Quoted passage:
A very recent review paper on the sustainability of sugarcane-derived bioenergy production in Brazil states that most sugarcane expansion there has occurred on what was formerly pasture land rather than rainforest. 

The question then becomes how converting pasture land into sugarcane farms affects the environment: in particular, the soil’s carbon content, overall health, and its ecosystem services. 

The most comprehensive soil carbon study of Brazilian sugarcane expansion looked at 135 sites where sugar crops displaced former natural vegetation or pastureland. In these cases, sugarcane cultivation leads to a net loss in soil carbon.

It takes 8 years for the new sugarcane crop on former natural vegetation to ‘earn back’ these carbon losses to the atmosphere – by displacing burnt fossil fuels – and 2 to 3 years for pastures. 

Another study by Silva-Olaya confirmed that converting pasture to sugarcane resulted in a net loss of carbon from the soil. These studies only covered carbon and not other greenhouse gas emissions like nitrous oxide.

Not enough sustainable first-gen feedstock to meet demand

A consistent picture emerges from the latest studies on regional biofuel supply chains. In theory, biofuels could be an essential contributor to decarbonisation and biofuels do reduce consumer emissions by replacing fossil fuels. Yet full life-cycle assessments paint a different picture: the way that most feedstocks are grown means that first generation biofuels are making minimal inroads into global carbon emissions. 

This accords with a Royal Society Review paper from 2020 on the sustainability of biofuels. 

 As a rule of thumb, the authors found that first generation biofuels produce lower greenhouse gas emissions than fossil fuels only when biomass used to make them did not involve land use change – in other words, when biofuel cropland did not come at the cost of previously unexploited habitats that had high levels of carbon sequestration. However, this is not the case for most of the world’s biofuel crops.

There is an even bigger problem: if we only limited ourselves to first-gen feedstock volumes that did not require land-use conversion, there would not be enough to produce the biofuels needed to achieve the greenhouse gas savings targeted by the EU Renewable Energy Directive.

(Page segmentation data)
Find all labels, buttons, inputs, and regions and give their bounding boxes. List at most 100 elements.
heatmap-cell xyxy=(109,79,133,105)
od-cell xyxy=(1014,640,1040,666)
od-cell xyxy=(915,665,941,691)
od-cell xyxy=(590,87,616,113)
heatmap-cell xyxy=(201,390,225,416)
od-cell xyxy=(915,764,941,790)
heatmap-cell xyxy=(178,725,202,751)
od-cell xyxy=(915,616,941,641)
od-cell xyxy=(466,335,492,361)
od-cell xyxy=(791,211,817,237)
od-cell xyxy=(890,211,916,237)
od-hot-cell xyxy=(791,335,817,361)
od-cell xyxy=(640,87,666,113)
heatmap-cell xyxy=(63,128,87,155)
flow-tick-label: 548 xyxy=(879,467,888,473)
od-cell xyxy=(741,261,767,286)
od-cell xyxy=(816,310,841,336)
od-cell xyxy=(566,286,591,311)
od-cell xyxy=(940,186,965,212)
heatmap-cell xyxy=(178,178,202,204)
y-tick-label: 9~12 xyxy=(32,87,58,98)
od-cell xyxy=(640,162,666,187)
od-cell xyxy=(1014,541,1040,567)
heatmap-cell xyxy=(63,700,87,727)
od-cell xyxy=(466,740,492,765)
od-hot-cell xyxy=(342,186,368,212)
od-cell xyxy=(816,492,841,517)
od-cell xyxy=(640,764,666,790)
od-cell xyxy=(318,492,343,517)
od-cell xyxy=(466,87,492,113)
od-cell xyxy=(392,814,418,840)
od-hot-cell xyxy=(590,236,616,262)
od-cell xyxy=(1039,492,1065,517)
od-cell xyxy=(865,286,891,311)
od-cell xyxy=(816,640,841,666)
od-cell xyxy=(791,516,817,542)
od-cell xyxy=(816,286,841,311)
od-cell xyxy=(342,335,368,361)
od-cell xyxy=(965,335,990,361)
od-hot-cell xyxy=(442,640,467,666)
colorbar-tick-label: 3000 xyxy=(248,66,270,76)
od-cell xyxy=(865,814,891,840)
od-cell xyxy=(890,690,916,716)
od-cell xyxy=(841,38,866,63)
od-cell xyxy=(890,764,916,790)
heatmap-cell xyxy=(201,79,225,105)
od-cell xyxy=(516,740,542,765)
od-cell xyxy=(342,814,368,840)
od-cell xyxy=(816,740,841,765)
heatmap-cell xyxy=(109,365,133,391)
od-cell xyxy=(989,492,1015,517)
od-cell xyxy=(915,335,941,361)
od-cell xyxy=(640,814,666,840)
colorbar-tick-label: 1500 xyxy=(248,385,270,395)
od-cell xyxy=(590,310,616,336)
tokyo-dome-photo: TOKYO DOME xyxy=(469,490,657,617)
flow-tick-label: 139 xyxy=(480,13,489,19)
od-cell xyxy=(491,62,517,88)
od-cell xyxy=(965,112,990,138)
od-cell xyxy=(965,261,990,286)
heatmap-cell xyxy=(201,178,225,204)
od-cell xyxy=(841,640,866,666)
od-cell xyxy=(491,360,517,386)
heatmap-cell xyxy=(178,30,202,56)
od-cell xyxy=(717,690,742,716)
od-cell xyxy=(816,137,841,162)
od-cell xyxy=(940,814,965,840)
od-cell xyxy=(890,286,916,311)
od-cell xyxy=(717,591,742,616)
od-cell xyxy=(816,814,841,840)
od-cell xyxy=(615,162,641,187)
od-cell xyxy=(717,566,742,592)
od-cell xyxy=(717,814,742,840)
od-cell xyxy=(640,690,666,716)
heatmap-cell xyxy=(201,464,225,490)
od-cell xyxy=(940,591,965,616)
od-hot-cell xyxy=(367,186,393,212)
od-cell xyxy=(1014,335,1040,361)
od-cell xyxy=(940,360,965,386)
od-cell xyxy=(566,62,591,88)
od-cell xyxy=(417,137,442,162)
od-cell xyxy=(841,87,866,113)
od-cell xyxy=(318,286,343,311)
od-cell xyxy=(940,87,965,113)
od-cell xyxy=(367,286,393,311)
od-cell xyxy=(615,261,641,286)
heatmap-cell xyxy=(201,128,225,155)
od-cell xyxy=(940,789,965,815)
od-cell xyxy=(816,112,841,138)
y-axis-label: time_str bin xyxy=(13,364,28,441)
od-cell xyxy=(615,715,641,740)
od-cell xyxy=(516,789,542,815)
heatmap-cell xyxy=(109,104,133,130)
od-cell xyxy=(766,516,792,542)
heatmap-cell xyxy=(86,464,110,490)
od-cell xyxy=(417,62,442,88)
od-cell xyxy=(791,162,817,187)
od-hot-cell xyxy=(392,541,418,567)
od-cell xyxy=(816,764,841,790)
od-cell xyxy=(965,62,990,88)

About this task:
Answer these questions about the biofuels text above:
1. How many sites did the most comprehensive soil carbon study of Brazilian sugarcane expansion examine?
2. How long does new sugarcane on former pasture take to earn back its carbon losses?
3. In what year was the Royal Society Review paper on biofuel sustainability published?
The page segmentation data is separate material, apart from the text.

Written response:
1. 135 sites
2. 2 to 3 years
3. 2020